___ Records for the exercise
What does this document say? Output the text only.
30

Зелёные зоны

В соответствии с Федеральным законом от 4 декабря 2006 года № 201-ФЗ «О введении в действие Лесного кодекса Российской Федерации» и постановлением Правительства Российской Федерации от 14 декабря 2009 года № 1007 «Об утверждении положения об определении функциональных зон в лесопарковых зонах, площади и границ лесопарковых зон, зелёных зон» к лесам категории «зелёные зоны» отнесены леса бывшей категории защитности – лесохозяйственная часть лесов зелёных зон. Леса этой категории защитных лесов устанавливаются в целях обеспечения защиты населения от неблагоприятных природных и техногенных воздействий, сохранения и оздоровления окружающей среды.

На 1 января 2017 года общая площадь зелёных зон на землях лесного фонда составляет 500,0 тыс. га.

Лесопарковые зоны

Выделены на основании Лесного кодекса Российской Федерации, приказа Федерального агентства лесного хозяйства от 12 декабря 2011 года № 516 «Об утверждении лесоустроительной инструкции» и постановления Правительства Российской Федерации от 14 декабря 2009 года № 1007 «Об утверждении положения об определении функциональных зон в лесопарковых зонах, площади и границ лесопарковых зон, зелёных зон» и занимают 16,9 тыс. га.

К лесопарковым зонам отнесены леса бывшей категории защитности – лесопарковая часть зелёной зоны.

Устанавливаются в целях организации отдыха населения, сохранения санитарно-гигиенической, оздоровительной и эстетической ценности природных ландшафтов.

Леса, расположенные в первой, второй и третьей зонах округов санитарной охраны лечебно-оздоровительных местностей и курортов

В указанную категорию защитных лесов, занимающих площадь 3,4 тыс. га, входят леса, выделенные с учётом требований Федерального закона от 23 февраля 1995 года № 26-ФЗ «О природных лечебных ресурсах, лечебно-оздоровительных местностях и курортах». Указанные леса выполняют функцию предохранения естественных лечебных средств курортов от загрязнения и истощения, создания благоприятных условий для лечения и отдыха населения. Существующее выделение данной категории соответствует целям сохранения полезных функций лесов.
______
▶ Set task: Return each entry from the material above exactly as it appears.

▶ Task response:
What does this document say? Output the text only.
30

Зелёные зоны

В соответствии с Федеральным законом от 4 декабря 2006 года № 201-ФЗ «О введении в действие Лесного кодекса Российской Федерации» и постановлением Правительства Российской Федерации от 14 декабря 2009 года № 1007 «Об утверждении положения об определении функциональных зон в лесопарковых зонах, площади и границ лесопарковых зон, зелёных зон» к лесам категории «зелёные зоны» отнесены леса бывшей категории защитности – лесохозяйственная часть лесов зелёных зон. Леса этой категории защитных лесов устанавливаются в целях обеспечения защиты населения от неблагоприятных природных и техногенных воздействий, сохранения и оздоровления окружающей среды.

На 1 января 2017 года общая площадь зелёных зон на землях лесного фонда составляет 500,0 тыс. га.

Лесопарковые зоны

Выделены на основании Лесного кодекса Российской Федерации, приказа Федерального агентства лесного хозяйства от 12 декабря 2011 года № 516 «Об утверждении лесоустроительной инструкции» и постановления Правительства Российской Федерации от 14 декабря 2009 года № 1007 «Об утверждении положения об определении функциональных зон в лесопарковых зонах, площади и границ лесопарковых зон, зелёных зон» и занимают 16,9 тыс. га.

К лесопарковым зонам отнесены леса бывшей категории защитности – лесопарковая часть зелёной зоны.

Устанавливаются в целях организации отдыха населения, сохранения санитарно-гигиенической, оздоровительной и эстетической ценности природных ландшафтов.

Леса, расположенные в первой, второй и третьей зонах округов санитарной охраны лечебно-оздоровительных местностей и курортов

В указанную категорию защитных лесов, занимающих площадь 3,4 тыс. га, входят леса, выделенные с учётом требований Федерального закона от 23 февраля 1995 года № 26-ФЗ «О природных лечебных ресурсах, лечебно-оздоровительных местностях и курортах». Указанные леса выполняют функцию предохранения естественных лечебных средств курортов от загрязнения и истощения, создания благоприятных условий для лечения и отдыха населения. Существующее выделение данной категории соответствует целям сохранения полезных функций лесов.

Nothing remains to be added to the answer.